BEGIN RECORDS FOR THIS EXERCISE

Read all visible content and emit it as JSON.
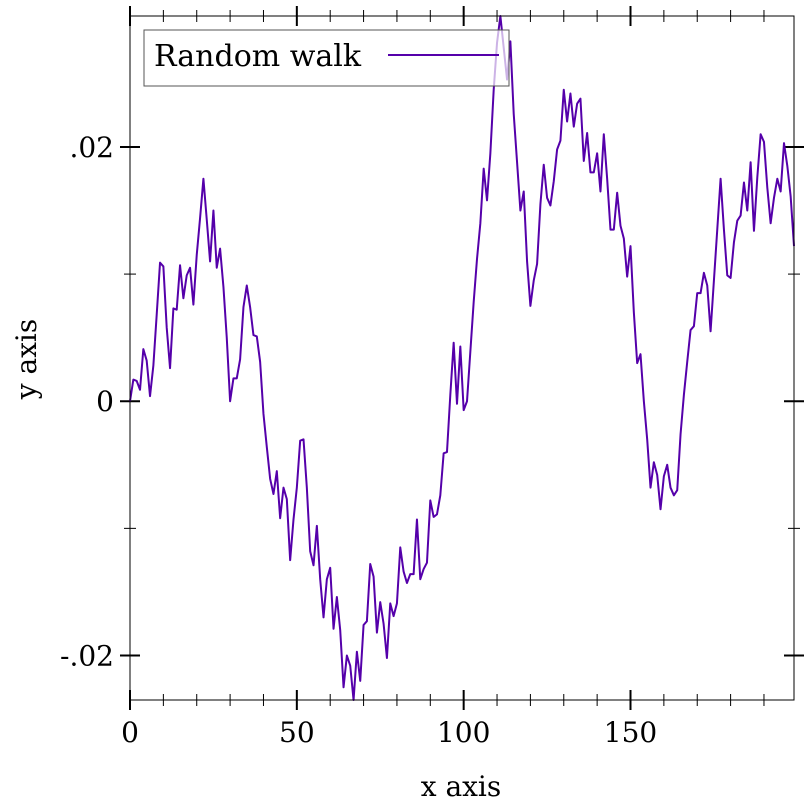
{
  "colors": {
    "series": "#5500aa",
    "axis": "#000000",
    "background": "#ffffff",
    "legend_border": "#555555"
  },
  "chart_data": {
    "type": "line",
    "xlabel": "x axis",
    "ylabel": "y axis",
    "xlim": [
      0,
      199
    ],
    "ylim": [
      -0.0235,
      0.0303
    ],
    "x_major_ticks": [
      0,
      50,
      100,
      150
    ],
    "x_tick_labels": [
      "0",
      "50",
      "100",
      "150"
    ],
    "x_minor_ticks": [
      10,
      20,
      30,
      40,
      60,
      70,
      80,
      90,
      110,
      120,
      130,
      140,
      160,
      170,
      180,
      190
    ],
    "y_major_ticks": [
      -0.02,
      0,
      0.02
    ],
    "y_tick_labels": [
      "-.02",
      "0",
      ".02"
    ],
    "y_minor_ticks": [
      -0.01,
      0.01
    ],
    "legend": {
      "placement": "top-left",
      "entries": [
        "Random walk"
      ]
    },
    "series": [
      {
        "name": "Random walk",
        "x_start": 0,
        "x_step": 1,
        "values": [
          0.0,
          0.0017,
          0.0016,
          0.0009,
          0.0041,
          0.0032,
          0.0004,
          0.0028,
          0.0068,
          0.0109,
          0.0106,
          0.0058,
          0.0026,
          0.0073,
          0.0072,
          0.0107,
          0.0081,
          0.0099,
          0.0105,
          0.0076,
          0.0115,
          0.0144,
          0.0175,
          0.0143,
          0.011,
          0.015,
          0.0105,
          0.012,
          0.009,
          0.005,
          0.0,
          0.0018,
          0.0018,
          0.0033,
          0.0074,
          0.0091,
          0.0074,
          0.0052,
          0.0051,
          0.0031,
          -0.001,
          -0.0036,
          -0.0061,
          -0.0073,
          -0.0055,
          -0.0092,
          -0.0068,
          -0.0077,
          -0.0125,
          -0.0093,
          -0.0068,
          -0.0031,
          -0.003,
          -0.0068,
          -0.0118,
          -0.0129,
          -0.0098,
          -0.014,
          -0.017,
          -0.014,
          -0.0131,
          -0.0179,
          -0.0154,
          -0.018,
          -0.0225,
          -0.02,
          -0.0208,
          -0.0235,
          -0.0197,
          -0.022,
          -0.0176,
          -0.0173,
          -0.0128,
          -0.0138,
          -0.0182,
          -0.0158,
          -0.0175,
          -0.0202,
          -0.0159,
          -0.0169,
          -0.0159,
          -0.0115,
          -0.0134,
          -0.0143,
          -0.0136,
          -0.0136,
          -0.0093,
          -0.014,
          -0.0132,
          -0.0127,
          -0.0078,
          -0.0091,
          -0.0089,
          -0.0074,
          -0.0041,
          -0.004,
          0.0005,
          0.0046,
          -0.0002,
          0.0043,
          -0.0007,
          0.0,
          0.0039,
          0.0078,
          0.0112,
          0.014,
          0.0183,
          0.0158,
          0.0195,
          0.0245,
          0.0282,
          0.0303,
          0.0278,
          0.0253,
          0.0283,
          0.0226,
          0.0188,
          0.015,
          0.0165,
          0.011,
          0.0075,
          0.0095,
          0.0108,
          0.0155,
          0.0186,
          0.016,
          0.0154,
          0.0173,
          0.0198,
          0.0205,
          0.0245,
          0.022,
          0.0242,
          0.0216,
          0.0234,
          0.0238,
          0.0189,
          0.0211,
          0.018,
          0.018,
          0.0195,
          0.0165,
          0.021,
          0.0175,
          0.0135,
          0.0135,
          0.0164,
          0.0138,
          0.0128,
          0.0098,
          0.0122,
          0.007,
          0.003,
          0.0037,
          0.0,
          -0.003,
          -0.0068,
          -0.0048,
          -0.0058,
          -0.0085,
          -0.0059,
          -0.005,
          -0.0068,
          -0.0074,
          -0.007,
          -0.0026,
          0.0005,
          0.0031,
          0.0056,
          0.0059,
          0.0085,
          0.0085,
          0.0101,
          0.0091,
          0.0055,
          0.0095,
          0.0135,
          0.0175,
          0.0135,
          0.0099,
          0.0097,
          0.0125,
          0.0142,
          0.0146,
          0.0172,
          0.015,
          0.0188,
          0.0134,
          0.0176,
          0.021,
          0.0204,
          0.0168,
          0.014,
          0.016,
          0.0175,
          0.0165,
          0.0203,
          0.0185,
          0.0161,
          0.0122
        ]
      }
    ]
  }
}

END RECORDS FOR THIS EXERCISE
BEGIN RECORDS FOR THIS EXERCISE

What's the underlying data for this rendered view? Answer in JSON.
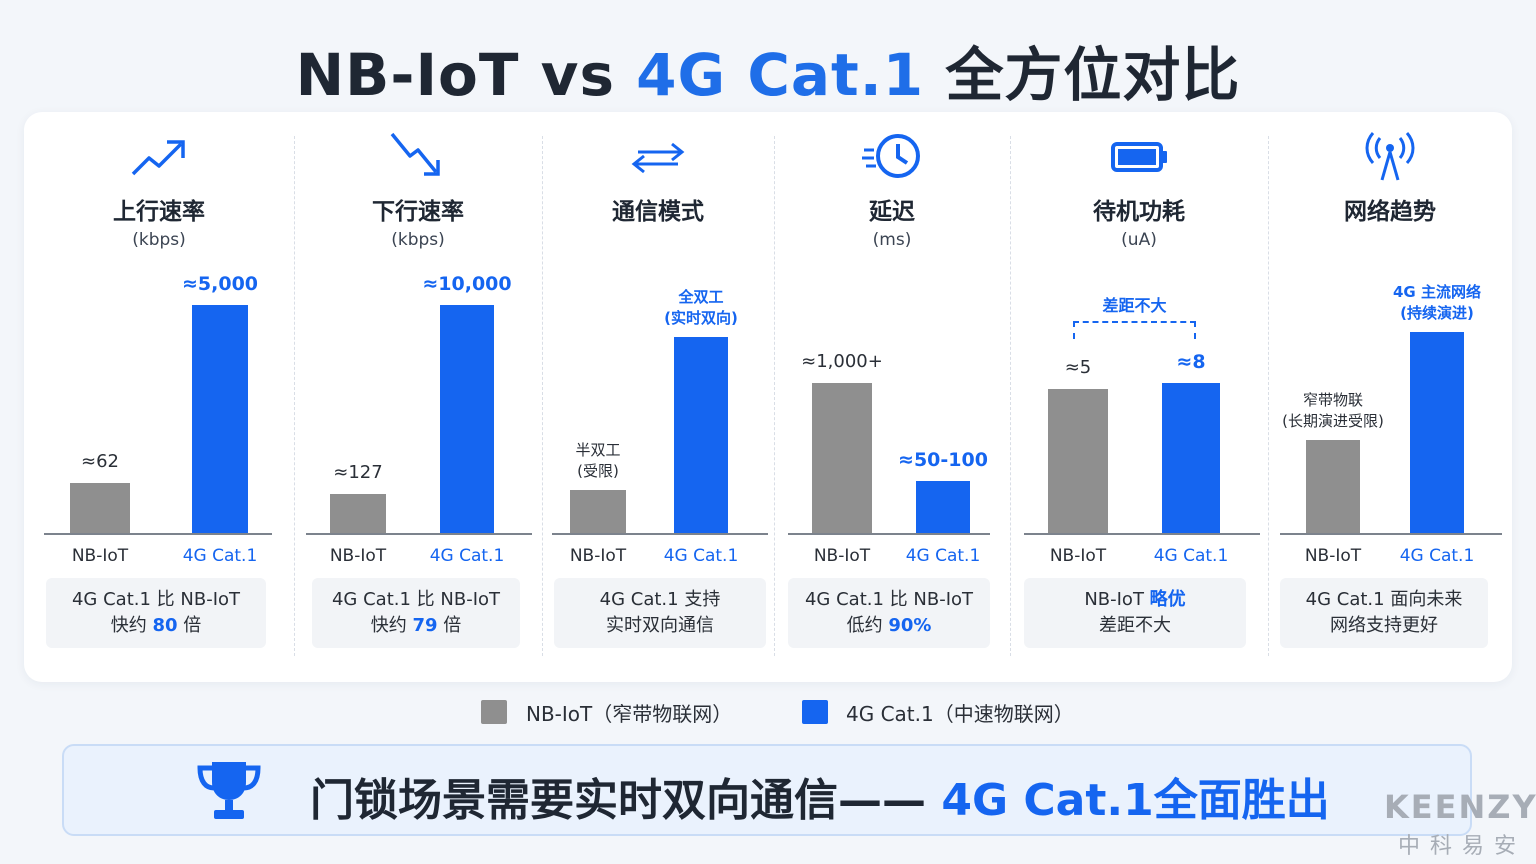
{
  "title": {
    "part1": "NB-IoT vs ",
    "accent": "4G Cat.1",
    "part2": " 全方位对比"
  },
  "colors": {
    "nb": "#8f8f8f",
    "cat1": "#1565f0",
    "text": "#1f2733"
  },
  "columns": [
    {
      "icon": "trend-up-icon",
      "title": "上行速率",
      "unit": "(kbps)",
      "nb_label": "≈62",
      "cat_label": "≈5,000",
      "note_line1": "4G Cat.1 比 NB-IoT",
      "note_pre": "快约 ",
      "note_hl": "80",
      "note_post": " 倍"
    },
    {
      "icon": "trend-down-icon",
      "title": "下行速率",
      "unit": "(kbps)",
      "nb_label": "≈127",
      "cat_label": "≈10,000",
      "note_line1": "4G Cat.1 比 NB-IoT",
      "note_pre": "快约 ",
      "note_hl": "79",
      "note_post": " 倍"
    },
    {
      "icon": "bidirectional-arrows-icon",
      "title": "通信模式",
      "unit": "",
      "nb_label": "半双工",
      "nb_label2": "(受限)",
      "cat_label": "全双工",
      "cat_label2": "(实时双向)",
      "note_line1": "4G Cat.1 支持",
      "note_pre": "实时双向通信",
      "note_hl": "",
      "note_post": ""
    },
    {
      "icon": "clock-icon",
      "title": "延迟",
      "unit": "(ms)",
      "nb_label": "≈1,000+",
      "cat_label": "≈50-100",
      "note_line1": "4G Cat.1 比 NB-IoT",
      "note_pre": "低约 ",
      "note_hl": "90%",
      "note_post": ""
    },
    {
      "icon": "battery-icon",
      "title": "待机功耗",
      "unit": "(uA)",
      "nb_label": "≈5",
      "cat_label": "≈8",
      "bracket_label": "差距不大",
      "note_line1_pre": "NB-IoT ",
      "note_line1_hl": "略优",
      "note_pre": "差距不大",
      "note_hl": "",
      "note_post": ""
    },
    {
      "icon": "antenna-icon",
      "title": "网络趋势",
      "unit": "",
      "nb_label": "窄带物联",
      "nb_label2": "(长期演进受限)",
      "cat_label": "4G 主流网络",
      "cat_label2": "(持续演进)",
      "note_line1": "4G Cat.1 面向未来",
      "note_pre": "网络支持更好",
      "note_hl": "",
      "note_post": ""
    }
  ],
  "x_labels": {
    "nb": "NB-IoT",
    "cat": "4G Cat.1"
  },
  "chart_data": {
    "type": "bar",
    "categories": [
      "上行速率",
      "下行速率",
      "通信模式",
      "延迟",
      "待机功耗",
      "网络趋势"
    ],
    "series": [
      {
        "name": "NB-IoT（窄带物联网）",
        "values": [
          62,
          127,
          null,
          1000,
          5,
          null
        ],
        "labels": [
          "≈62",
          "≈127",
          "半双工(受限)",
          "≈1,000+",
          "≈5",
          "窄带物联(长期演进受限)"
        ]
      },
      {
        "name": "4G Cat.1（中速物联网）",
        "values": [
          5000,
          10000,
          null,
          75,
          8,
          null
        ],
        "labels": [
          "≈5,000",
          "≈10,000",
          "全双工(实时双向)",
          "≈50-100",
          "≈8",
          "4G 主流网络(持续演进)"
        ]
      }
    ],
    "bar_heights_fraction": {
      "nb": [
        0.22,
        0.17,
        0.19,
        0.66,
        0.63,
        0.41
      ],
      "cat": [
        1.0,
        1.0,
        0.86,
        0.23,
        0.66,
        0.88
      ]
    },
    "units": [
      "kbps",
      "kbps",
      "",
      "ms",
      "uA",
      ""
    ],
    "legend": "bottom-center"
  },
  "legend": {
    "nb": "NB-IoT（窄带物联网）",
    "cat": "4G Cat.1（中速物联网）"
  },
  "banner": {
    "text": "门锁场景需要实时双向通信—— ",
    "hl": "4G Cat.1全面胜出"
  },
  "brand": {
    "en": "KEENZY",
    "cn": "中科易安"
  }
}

END RECORDS FOR THIS EXERCISE
BEGIN RECORDS FOR THIS EXERCISE

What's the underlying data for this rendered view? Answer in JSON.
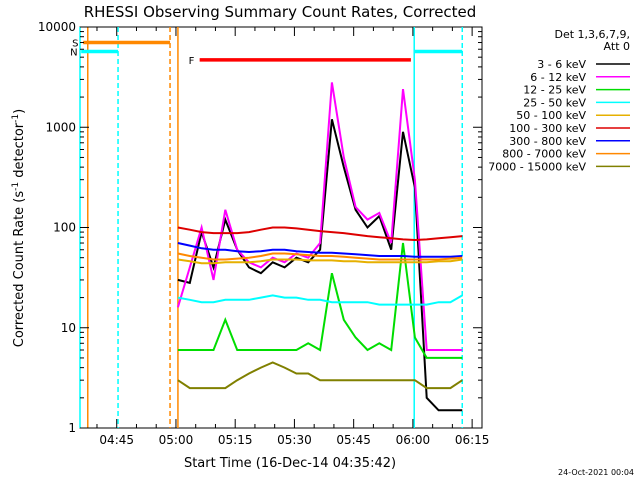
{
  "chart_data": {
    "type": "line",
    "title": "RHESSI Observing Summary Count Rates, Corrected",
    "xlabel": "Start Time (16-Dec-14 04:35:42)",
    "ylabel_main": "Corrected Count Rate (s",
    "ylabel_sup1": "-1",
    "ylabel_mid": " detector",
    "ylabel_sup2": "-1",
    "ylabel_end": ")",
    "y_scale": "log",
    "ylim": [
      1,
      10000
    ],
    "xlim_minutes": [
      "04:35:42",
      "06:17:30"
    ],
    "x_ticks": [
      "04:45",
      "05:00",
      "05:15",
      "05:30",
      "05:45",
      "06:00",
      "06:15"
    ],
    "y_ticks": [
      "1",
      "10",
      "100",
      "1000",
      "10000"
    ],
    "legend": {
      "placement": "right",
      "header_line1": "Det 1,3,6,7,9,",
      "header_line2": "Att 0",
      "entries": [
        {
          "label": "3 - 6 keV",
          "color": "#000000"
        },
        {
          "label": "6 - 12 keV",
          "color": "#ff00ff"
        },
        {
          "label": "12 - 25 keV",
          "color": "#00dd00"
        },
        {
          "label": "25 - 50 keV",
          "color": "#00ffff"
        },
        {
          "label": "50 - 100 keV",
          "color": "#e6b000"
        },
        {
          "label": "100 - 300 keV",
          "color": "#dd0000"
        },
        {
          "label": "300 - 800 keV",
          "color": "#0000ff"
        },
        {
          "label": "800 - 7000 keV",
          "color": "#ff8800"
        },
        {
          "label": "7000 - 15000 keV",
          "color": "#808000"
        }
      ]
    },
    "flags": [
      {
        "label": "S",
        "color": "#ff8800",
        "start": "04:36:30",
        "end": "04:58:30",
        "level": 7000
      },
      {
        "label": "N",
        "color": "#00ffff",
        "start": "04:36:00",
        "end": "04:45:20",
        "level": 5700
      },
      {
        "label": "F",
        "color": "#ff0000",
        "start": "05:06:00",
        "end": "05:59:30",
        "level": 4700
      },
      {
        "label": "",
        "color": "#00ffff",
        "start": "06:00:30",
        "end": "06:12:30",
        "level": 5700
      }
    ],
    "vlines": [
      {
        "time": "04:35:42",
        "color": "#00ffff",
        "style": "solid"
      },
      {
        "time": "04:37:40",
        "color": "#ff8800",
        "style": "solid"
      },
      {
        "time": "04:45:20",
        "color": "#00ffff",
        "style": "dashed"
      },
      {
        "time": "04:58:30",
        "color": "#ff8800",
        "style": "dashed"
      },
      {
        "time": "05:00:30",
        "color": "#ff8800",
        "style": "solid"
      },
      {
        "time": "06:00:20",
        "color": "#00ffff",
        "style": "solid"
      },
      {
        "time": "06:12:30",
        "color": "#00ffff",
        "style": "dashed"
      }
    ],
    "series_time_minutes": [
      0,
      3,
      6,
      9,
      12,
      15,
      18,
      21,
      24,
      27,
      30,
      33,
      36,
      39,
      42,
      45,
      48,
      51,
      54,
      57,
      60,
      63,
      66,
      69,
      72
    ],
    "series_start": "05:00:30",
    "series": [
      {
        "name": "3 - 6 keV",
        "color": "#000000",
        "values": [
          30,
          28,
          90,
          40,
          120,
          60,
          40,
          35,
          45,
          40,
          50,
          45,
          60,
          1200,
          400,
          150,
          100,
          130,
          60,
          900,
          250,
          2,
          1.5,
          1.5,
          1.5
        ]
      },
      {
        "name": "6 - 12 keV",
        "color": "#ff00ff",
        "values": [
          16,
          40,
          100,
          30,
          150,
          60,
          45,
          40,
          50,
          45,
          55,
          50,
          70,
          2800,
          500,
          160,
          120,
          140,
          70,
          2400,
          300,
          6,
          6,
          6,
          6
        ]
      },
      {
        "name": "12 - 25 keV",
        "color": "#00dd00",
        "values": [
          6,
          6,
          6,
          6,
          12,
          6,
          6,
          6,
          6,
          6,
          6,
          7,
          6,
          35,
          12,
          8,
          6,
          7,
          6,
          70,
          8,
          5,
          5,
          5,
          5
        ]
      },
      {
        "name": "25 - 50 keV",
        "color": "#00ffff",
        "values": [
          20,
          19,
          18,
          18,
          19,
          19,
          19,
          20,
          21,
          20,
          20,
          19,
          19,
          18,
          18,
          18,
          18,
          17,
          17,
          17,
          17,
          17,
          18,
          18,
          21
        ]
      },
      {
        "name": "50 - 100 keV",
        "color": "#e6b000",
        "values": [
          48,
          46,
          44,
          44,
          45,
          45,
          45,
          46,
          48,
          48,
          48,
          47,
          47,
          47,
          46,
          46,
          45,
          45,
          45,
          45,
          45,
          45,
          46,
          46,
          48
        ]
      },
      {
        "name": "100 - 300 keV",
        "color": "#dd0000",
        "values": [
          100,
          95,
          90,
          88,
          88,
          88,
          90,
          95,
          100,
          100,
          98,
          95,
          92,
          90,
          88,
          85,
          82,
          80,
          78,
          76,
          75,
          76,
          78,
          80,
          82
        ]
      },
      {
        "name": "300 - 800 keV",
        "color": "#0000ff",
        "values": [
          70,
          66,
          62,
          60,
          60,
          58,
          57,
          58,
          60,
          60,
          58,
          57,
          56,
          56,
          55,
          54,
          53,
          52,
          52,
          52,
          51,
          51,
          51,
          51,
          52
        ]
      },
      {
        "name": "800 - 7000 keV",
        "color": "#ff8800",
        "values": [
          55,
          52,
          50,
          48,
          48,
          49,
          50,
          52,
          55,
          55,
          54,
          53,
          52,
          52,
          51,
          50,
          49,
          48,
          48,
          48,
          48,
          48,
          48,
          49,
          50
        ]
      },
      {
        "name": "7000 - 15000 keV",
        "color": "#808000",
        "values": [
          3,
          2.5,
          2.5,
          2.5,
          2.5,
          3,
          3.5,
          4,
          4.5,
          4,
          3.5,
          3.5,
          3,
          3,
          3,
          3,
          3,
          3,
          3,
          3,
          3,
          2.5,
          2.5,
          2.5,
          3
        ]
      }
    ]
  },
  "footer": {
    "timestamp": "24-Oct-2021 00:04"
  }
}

END RECORDS FOR THIS EXERCISE

CHALLENGE: From the listing, copy every line where the string "Count" appears.

SOLUTION TO THE EXERCISE:
    "title": "RHESSI Observing Summary Count Rates, Corrected",
    "ylabel_main": "Corrected Count Rate (s",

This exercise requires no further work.